INSTRUCTIONS TO FOLLOW:
Copy every record below exactly as written, but leave out the pictures.

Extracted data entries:

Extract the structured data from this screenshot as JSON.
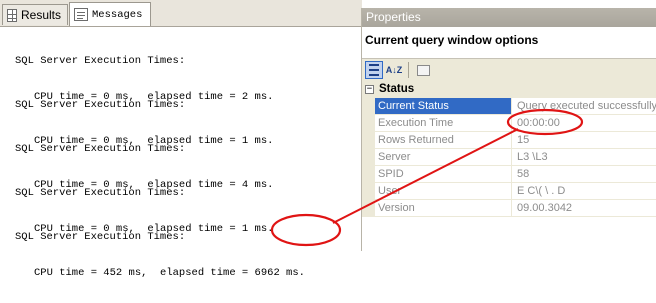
{
  "tabs": [
    {
      "label": "Results",
      "icon": "grid-icon"
    },
    {
      "label": "Messages",
      "icon": "message-icon"
    }
  ],
  "messages": [
    {
      "line1": "SQL Server Execution Times:",
      "line2": "CPU time = 0 ms,  elapsed time = 2 ms."
    },
    {
      "line1": "SQL Server Execution Times:",
      "line2": "CPU time = 0 ms,  elapsed time = 1 ms."
    },
    {
      "line1": "SQL Server Execution Times:",
      "line2": "CPU time = 0 ms,  elapsed time = 4 ms."
    },
    {
      "line1": "SQL Server Execution Times:",
      "line2": "CPU time = 0 ms,  elapsed time = 1 ms."
    },
    {
      "line1": "SQL Server Execution Times:",
      "line2": "CPU time = 452 ms,  elapsed time = 6962 ms."
    }
  ],
  "properties": {
    "title": "Properties",
    "header": "Current query window options",
    "category": "Status",
    "category_toggle": "−",
    "toolbar": {
      "categorized_icon": "categorized-icon",
      "sort_label": "A↓Z",
      "pages_icon": "property-pages-icon"
    },
    "rows": [
      {
        "name": "Current Status",
        "value": "Query executed successfully"
      },
      {
        "name": "Execution Time",
        "value": "00:00:00"
      },
      {
        "name": "Rows Returned",
        "value": "15"
      },
      {
        "name": "Server",
        "value": "L3  \\L3"
      },
      {
        "name": "SPID",
        "value": "58"
      },
      {
        "name": "User",
        "value": "E  C\\(   \\ . D"
      },
      {
        "name": "Version",
        "value": "09.00.3042"
      }
    ]
  },
  "colors": {
    "annotation": "#e01414",
    "selection": "#316ac5",
    "panel": "#ece9d8"
  }
}
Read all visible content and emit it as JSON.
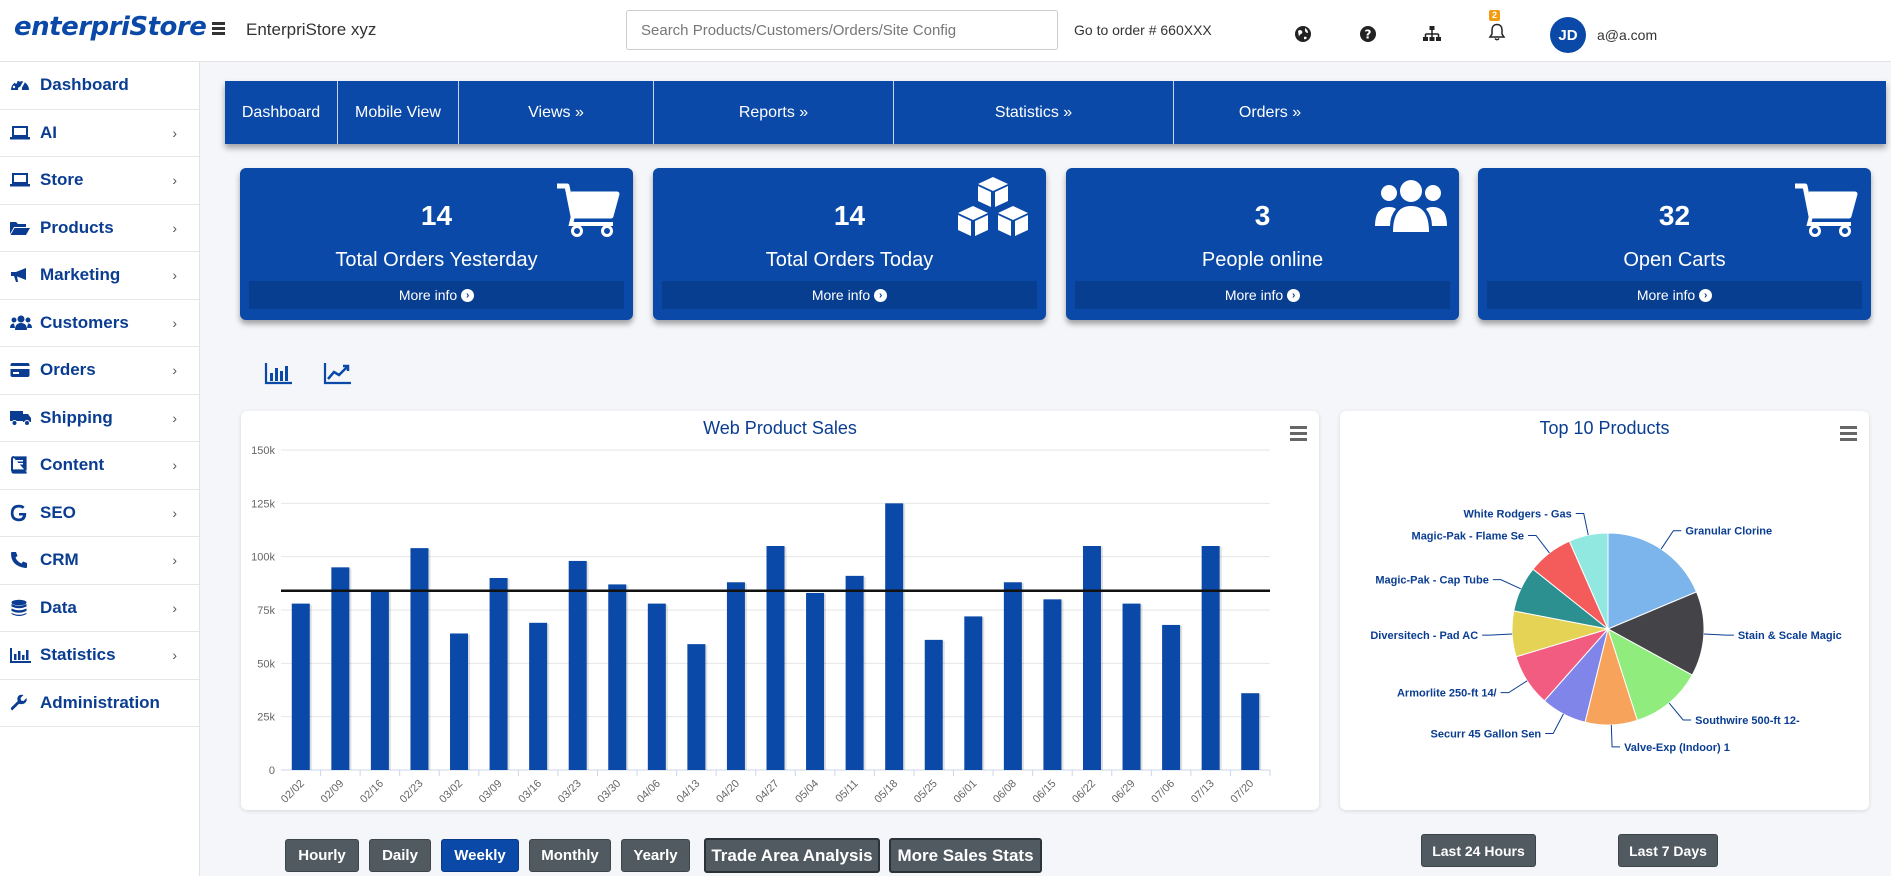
{
  "header": {
    "logo": "enterpriStore",
    "site_name": "EnterpriStore xyz",
    "search_placeholder": "Search Products/Customers/Orders/Site Config",
    "goto_order": "Go to order # 660XXX",
    "notifications_count": "2",
    "user_initials": "JD",
    "user_email": "a@a.com"
  },
  "sidebar": {
    "items": [
      {
        "label": "Dashboard",
        "icon": "gauge-icon",
        "has_chevron": false
      },
      {
        "label": "AI",
        "icon": "laptop-icon",
        "has_chevron": true
      },
      {
        "label": "Store",
        "icon": "laptop-icon",
        "has_chevron": true
      },
      {
        "label": "Products",
        "icon": "folder-open-icon",
        "has_chevron": true
      },
      {
        "label": "Marketing",
        "icon": "bullhorn-icon",
        "has_chevron": true
      },
      {
        "label": "Customers",
        "icon": "users-icon",
        "has_chevron": true
      },
      {
        "label": "Orders",
        "icon": "credit-card-icon",
        "has_chevron": true
      },
      {
        "label": "Shipping",
        "icon": "truck-icon",
        "has_chevron": true
      },
      {
        "label": "Content",
        "icon": "book-icon",
        "has_chevron": true
      },
      {
        "label": "SEO",
        "icon": "google-icon",
        "has_chevron": true
      },
      {
        "label": "CRM",
        "icon": "phone-icon",
        "has_chevron": true
      },
      {
        "label": "Data",
        "icon": "database-icon",
        "has_chevron": true
      },
      {
        "label": "Statistics",
        "icon": "bar-chart-icon",
        "has_chevron": true
      },
      {
        "label": "Administration",
        "icon": "wrench-icon",
        "has_chevron": false
      }
    ]
  },
  "navbar": {
    "items": [
      {
        "label": "Dashboard"
      },
      {
        "label": "Mobile View"
      },
      {
        "label": "Views »"
      },
      {
        "label": "Reports »"
      },
      {
        "label": "Statistics »"
      },
      {
        "label": "Orders »"
      }
    ]
  },
  "infoboxes": [
    {
      "value": "14",
      "label": "Total Orders Yesterday",
      "more": "More info",
      "icon": "cart-icon"
    },
    {
      "value": "14",
      "label": "Total Orders Today",
      "more": "More info",
      "icon": "cubes-icon"
    },
    {
      "value": "3",
      "label": "People online",
      "more": "More info",
      "icon": "users-icon"
    },
    {
      "value": "32",
      "label": "Open Carts",
      "more": "More info",
      "icon": "cart-icon"
    }
  ],
  "colors": {
    "primary": "#0a49a7",
    "button_gray": "#515a61",
    "title_blue": "#0a3d91"
  },
  "chart_data": [
    {
      "type": "bar",
      "title": "Web Product Sales",
      "categories": [
        "02/02",
        "02/09",
        "02/16",
        "02/23",
        "03/02",
        "03/09",
        "03/16",
        "03/23",
        "03/30",
        "04/06",
        "04/13",
        "04/20",
        "04/27",
        "05/04",
        "05/11",
        "05/18",
        "05/25",
        "06/01",
        "06/08",
        "06/15",
        "06/22",
        "06/29",
        "07/06",
        "07/13",
        "07/20"
      ],
      "values": [
        78000,
        95000,
        84000,
        104000,
        64000,
        90000,
        69000,
        98000,
        87000,
        78000,
        59000,
        88000,
        105000,
        83000,
        91000,
        125000,
        61000,
        72000,
        88000,
        80000,
        105000,
        78000,
        68000,
        105000,
        36000
      ],
      "average_line": 84000,
      "ylim": [
        0,
        150000
      ],
      "yticks": [
        "0",
        "25k",
        "50k",
        "75k",
        "100k",
        "125k",
        "150k"
      ],
      "ytick_values": [
        0,
        25000,
        50000,
        75000,
        100000,
        125000,
        150000
      ],
      "grid": true,
      "color": "#0a49a7"
    },
    {
      "type": "pie",
      "title": "Top 10 Products",
      "slices": [
        {
          "label": "Granular Clorine",
          "value": 17,
          "color": "#7cb5ec"
        },
        {
          "label": "Stain & Scale Magic",
          "value": 13,
          "color": "#434348"
        },
        {
          "label": "Southwire 500-ft 12-",
          "value": 11,
          "color": "#90ed7d"
        },
        {
          "label": "Valve-Exp (Indoor) 1",
          "value": 8,
          "color": "#f7a35c"
        },
        {
          "label": "Securr 45 Gallon Sen",
          "value": 7,
          "color": "#8085e9"
        },
        {
          "label": "Armorlite 250-ft 14/",
          "value": 8,
          "color": "#f15c80"
        },
        {
          "label": "Diversitech - Pad AC",
          "value": 7,
          "color": "#e4d354"
        },
        {
          "label": "Magic-Pak - Cap Tube",
          "value": 7,
          "color": "#2b908f"
        },
        {
          "label": "Magic-Pak - Flame Se",
          "value": 7,
          "color": "#f45b5b"
        },
        {
          "label": "White Rodgers - Gas",
          "value": 6,
          "color": "#91e8e1"
        }
      ]
    }
  ],
  "bottom_buttons": {
    "period": [
      {
        "label": "Hourly",
        "active": false
      },
      {
        "label": "Daily",
        "active": false
      },
      {
        "label": "Weekly",
        "active": true
      },
      {
        "label": "Monthly",
        "active": false
      },
      {
        "label": "Yearly",
        "active": false
      }
    ],
    "trade_area": "Trade Area Analysis",
    "more_stats": "More Sales Stats",
    "last_24": "Last 24 Hours",
    "last_7": "Last 7 Days"
  }
}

TASK RESPONSE:
Extract the structured data from this screenshot as JSON.
{
  "tabs": [
    {
      "label": "Results",
      "icon": "grid-icon"
    },
    {
      "label": "Messages",
      "icon": "message-icon"
    }
  ],
  "messages": [
    {
      "line1": "SQL Server Execution Times:",
      "line2": "CPU time = 0 ms,  elapsed time = 2 ms."
    },
    {
      "line1": "SQL Server Execution Times:",
      "line2": "CPU time = 0 ms,  elapsed time = 1 ms."
    },
    {
      "line1": "SQL Server Execution Times:",
      "line2": "CPU time = 0 ms,  elapsed time = 4 ms."
    },
    {
      "line1": "SQL Server Execution Times:",
      "line2": "CPU time = 0 ms,  elapsed time = 1 ms."
    },
    {
      "line1": "SQL Server Execution Times:",
      "line2": "CPU time = 452 ms,  elapsed time = 6962 ms."
    }
  ],
  "properties": {
    "title": "Properties",
    "header": "Current query window options",
    "category": "Status",
    "category_toggle": "−",
    "toolbar": {
      "categorized_icon": "categorized-icon",
      "sort_label": "A↓Z",
      "pages_icon": "property-pages-icon"
    },
    "rows": [
      {
        "name": "Current Status",
        "value": "Query executed successfully"
      },
      {
        "name": "Execution Time",
        "value": "00:00:00"
      },
      {
        "name": "Rows Returned",
        "value": "15"
      },
      {
        "name": "Server",
        "value": "L3  \\L3"
      },
      {
        "name": "SPID",
        "value": "58"
      },
      {
        "name": "User",
        "value": "E  C\\(   \\ . D"
      },
      {
        "name": "Version",
        "value": "09.00.3042"
      }
    ]
  },
  "colors": {
    "annotation": "#e01414",
    "selection": "#316ac5",
    "panel": "#ece9d8"
  }
}
Read all visible content and emit it as JSON.
{
  "header": {
    "logo": "enterpriStore",
    "site_name": "EnterpriStore xyz",
    "search_placeholder": "Search Products/Customers/Orders/Site Config",
    "goto_order": "Go to order # 660XXX",
    "notifications_count": "2",
    "user_initials": "JD",
    "user_email": "a@a.com"
  },
  "sidebar": {
    "items": [
      {
        "label": "Dashboard",
        "icon": "gauge-icon",
        "has_chevron": false
      },
      {
        "label": "AI",
        "icon": "laptop-icon",
        "has_chevron": true
      },
      {
        "label": "Store",
        "icon": "laptop-icon",
        "has_chevron": true
      },
      {
        "label": "Products",
        "icon": "folder-open-icon",
        "has_chevron": true
      },
      {
        "label": "Marketing",
        "icon": "bullhorn-icon",
        "has_chevron": true
      },
      {
        "label": "Customers",
        "icon": "users-icon",
        "has_chevron": true
      },
      {
        "label": "Orders",
        "icon": "credit-card-icon",
        "has_chevron": true
      },
      {
        "label": "Shipping",
        "icon": "truck-icon",
        "has_chevron": true
      },
      {
        "label": "Content",
        "icon": "book-icon",
        "has_chevron": true
      },
      {
        "label": "SEO",
        "icon": "google-icon",
        "has_chevron": true
      },
      {
        "label": "CRM",
        "icon": "phone-icon",
        "has_chevron": true
      },
      {
        "label": "Data",
        "icon": "database-icon",
        "has_chevron": true
      },
      {
        "label": "Statistics",
        "icon": "bar-chart-icon",
        "has_chevron": true
      },
      {
        "label": "Administration",
        "icon": "wrench-icon",
        "has_chevron": false
      }
    ]
  },
  "navbar": {
    "items": [
      {
        "label": "Dashboard"
      },
      {
        "label": "Mobile View"
      },
      {
        "label": "Views »"
      },
      {
        "label": "Reports »"
      },
      {
        "label": "Statistics »"
      },
      {
        "label": "Orders »"
      }
    ]
  },
  "infoboxes": [
    {
      "value": "14",
      "label": "Total Orders Yesterday",
      "more": "More info",
      "icon": "cart-icon"
    },
    {
      "value": "14",
      "label": "Total Orders Today",
      "more": "More info",
      "icon": "cubes-icon"
    },
    {
      "value": "3",
      "label": "People online",
      "more": "More info",
      "icon": "users-icon"
    },
    {
      "value": "32",
      "label": "Open Carts",
      "more": "More info",
      "icon": "cart-icon"
    }
  ],
  "colors": {
    "primary": "#0a49a7",
    "button_gray": "#515a61",
    "title_blue": "#0a3d91"
  },
  "chart_data": [
    {
      "type": "bar",
      "title": "Web Product Sales",
      "categories": [
        "02/02",
        "02/09",
        "02/16",
        "02/23",
        "03/02",
        "03/09",
        "03/16",
        "03/23",
        "03/30",
        "04/06",
        "04/13",
        "04/20",
        "04/27",
        "05/04",
        "05/11",
        "05/18",
        "05/25",
        "06/01",
        "06/08",
        "06/15",
        "06/22",
        "06/29",
        "07/06",
        "07/13",
        "07/20"
      ],
      "values": [
        78000,
        95000,
        84000,
        104000,
        64000,
        90000,
        69000,
        98000,
        87000,
        78000,
        59000,
        88000,
        105000,
        83000,
        91000,
        125000,
        61000,
        72000,
        88000,
        80000,
        105000,
        78000,
        68000,
        105000,
        36000
      ],
      "average_line": 84000,
      "ylim": [
        0,
        150000
      ],
      "yticks": [
        "0",
        "25k",
        "50k",
        "75k",
        "100k",
        "125k",
        "150k"
      ],
      "ytick_values": [
        0,
        25000,
        50000,
        75000,
        100000,
        125000,
        150000
      ],
      "grid": true,
      "color": "#0a49a7"
    },
    {
      "type": "pie",
      "title": "Top 10 Products",
      "slices": [
        {
          "label": "Granular Clorine",
          "value": 17,
          "color": "#7cb5ec"
        },
        {
          "label": "Stain & Scale Magic",
          "value": 13,
          "color": "#434348"
        },
        {
          "label": "Southwire 500-ft 12-",
          "value": 11,
          "color": "#90ed7d"
        },
        {
          "label": "Valve-Exp (Indoor) 1",
          "value": 8,
          "color": "#f7a35c"
        },
        {
          "label": "Securr 45 Gallon Sen",
          "value": 7,
          "color": "#8085e9"
        },
        {
          "label": "Armorlite 250-ft 14/",
          "value": 8,
          "color": "#f15c80"
        },
        {
          "label": "Diversitech - Pad AC",
          "value": 7,
          "color": "#e4d354"
        },
        {
          "label": "Magic-Pak - Cap Tube",
          "value": 7,
          "color": "#2b908f"
        },
        {
          "label": "Magic-Pak - Flame Se",
          "value": 7,
          "color": "#f45b5b"
        },
        {
          "label": "White Rodgers - Gas",
          "value": 6,
          "color": "#91e8e1"
        }
      ]
    }
  ],
  "bottom_buttons": {
    "period": [
      {
        "label": "Hourly",
        "active": false
      },
      {
        "label": "Daily",
        "active": false
      },
      {
        "label": "Weekly",
        "active": true
      },
      {
        "label": "Monthly",
        "active": false
      },
      {
        "label": "Yearly",
        "active": false
      }
    ],
    "trade_area": "Trade Area Analysis",
    "more_stats": "More Sales Stats",
    "last_24": "Last 24 Hours",
    "last_7": "Last 7 Days"
  }
}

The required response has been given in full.